_EXERCISE TASK_
Reproduce the listing word for word, leaving every picture behind.
[begin AVAILABLE DATA]
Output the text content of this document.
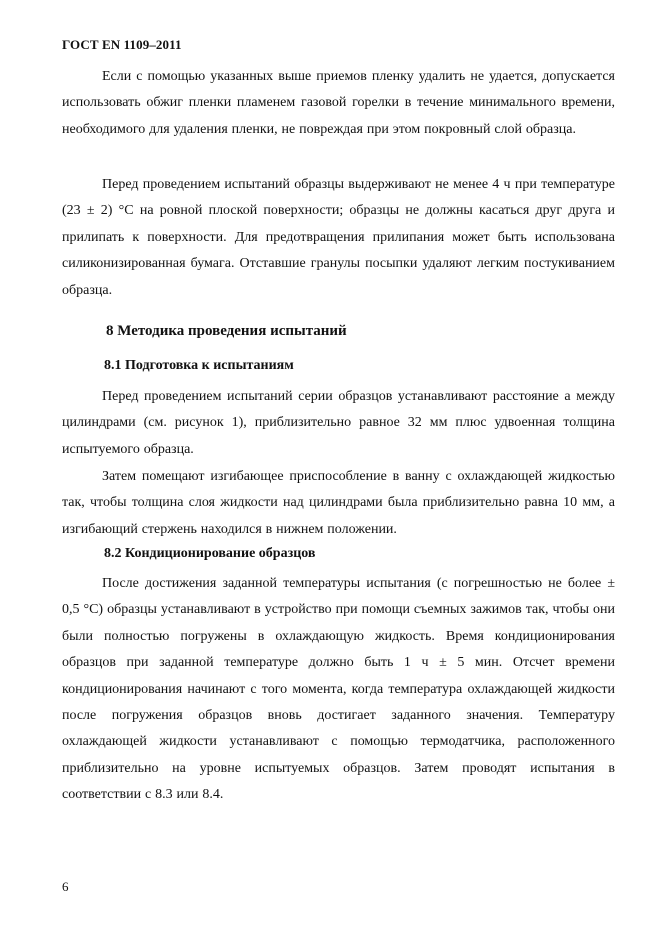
ГОСТ EN 1109–2011

Если с помощью указанных выше приемов пленку удалить не удается, допускается использовать обжиг пленки пламенем газовой горелки в течение минимального времени, необходимого для удаления пленки, не повреждая при этом покровный слой образца.

Перед проведением испытаний образцы выдерживают не менее 4 ч при температуре (23 ± 2) °С на ровной плоской поверхности; образцы не должны касаться друг друга и прилипать к поверхности. Для предотвращения прилипания может быть использована силиконизированная бумага. Отставшие гранулы посыпки удаляют легким постукиванием образца.

8 Методика проведения испытаний
8.1 Подготовка к испытаниям

Перед проведением испытаний серии образцов устанавливают расстояние а между цилиндрами (см. рисунок 1), приблизительно равное 32 мм плюс удвоенная толщина испытуемого образца.

Затем помещают изгибающее приспособление в ванну с охлаждающей жидкостью так, чтобы толщина слоя жидкости над цилиндрами была приблизительно равна 10 мм, а изгибающий стержень находился в нижнем положении.

8.2 Кондиционирование образцов

После достижения заданной температуры испытания (с погрешностью не более ± 0,5 °С) образцы устанавливают в устройство при помощи съемных зажимов так, чтобы они были полностью погружены в охлаждающую жидкость. Время кондиционирования образцов при заданной температуре должно быть 1 ч ± 5 мин. Отсчет времени кондиционирования начинают с того момента, когда температура охлаждающей жидкости после погружения образцов вновь достигает заданного значения. Температуру охлаждающей жидкости устанавливают с помощью термодатчика, расположенного приблизительно на уровне испытуемых образцов. Затем проводят испытания в соответствии с 8.3 или 8.4.

6
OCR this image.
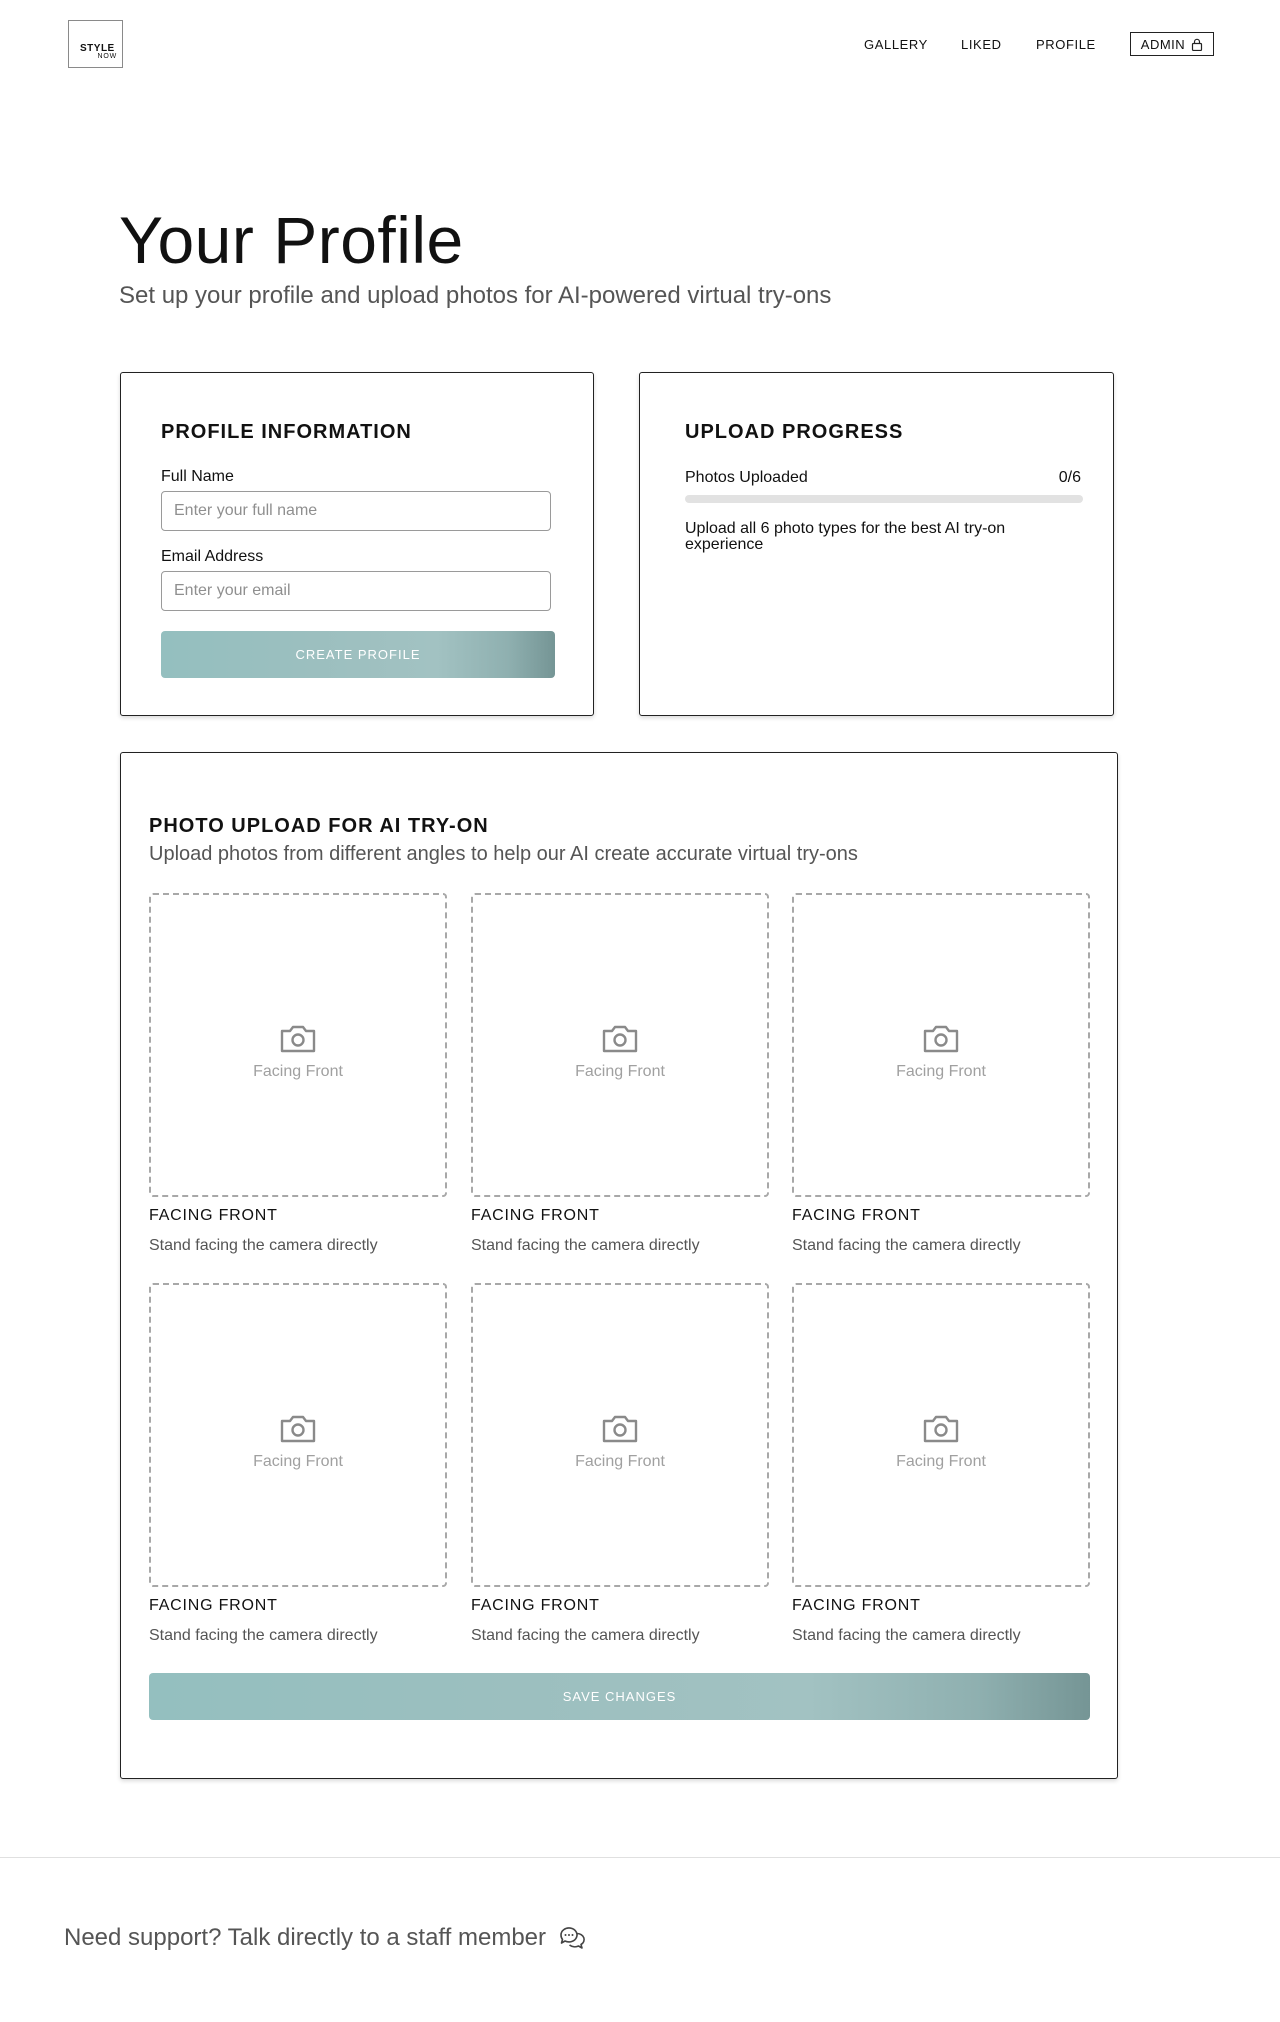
STYLE
NOW
GALLERY	LIKED	PROFILE	ADMIN
Your Profile

Set up your profile and upload photos for AI-powered virtual try-ons

PROFILE INFORMATION
Full Name
Enter your full name
Email Address
Enter your email
CREATE PROFILE
UPLOAD PROGRESS
Photos Uploaded	0/6

Upload all 6 photo types for the best AI try-on experience

PHOTO UPLOAD FOR AI TRY-ON

Upload photos from different angles to help our AI create accurate virtual try-ons

Facing Front
FACING FRONT
Stand facing the camera directly
Facing Front
FACING FRONT
Stand facing the camera directly
Facing Front
FACING FRONT
Stand facing the camera directly
Facing Front
FACING FRONT
Stand facing the camera directly
Facing Front
FACING FRONT
Stand facing the camera directly
Facing Front
FACING FRONT
Stand facing the camera directly
SAVE CHANGES
Need support? Talk directly to a staff member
[end AVAILABLE DATA]
_TASK RESPONSE_
Output the text content of this document.
ГОСТ EN 1109–2011

Если с помощью указанных выше приемов пленку удалить не удается, допускается использовать обжиг пленки пламенем газовой горелки в течение минимального времени, необходимого для удаления пленки, не повреждая при этом покровный слой образца.

Перед проведением испытаний образцы выдерживают не менее 4 ч при температуре (23 ± 2) °С на ровной плоской поверхности; образцы не должны касаться друг друга и прилипать к поверхности. Для предотвращения прилипания может быть использована силиконизированная бумага. Отставшие гранулы посыпки удаляют легким постукиванием образца.

8 Методика проведения испытаний
8.1 Подготовка к испытаниям

Перед проведением испытаний серии образцов устанавливают расстояние а между цилиндрами (см. рисунок 1), приблизительно равное 32 мм плюс удвоенная толщина испытуемого образца.

Затем помещают изгибающее приспособление в ванну с охлаждающей жидкостью так, чтобы толщина слоя жидкости над цилиндрами была приблизительно равна 10 мм, а изгибающий стержень находился в нижнем положении.

8.2 Кондиционирование образцов

После достижения заданной температуры испытания (с погрешностью не более ± 0,5 °С) образцы устанавливают в устройство при помощи съемных зажимов так, чтобы они были полностью погружены в охлаждающую жидкость. Время кондиционирования образцов при заданной температуре должно быть 1 ч ± 5 мин. Отсчет времени кондиционирования начинают с того момента, когда температура охлаждающей жидкости после погружения образцов вновь достигает заданного значения. Температуру охлаждающей жидкости устанавливают с помощью термодатчика, расположенного приблизительно на уровне испытуемых образцов. Затем проводят испытания в соответствии с 8.3 или 8.4.

6
OCR this image.
STYLE
NOW
GALLERY	LIKED	PROFILE	ADMIN
Your Profile

Set up your profile and upload photos for AI-powered virtual try-ons

PROFILE INFORMATION
Full Name
Enter your full name
Email Address
Enter your email
CREATE PROFILE
UPLOAD PROGRESS
Photos Uploaded	0/6

Upload all 6 photo types for the best AI try-on experience

PHOTO UPLOAD FOR AI TRY-ON

Upload photos from different angles to help our AI create accurate virtual try-ons

Facing Front
FACING FRONT
Stand facing the camera directly
Facing Front
FACING FRONT
Stand facing the camera directly
Facing Front
FACING FRONT
Stand facing the camera directly
Facing Front
FACING FRONT
Stand facing the camera directly
Facing Front
FACING FRONT
Stand facing the camera directly
Facing Front
FACING FRONT
Stand facing the camera directly
SAVE CHANGES
Need support? Talk directly to a staff member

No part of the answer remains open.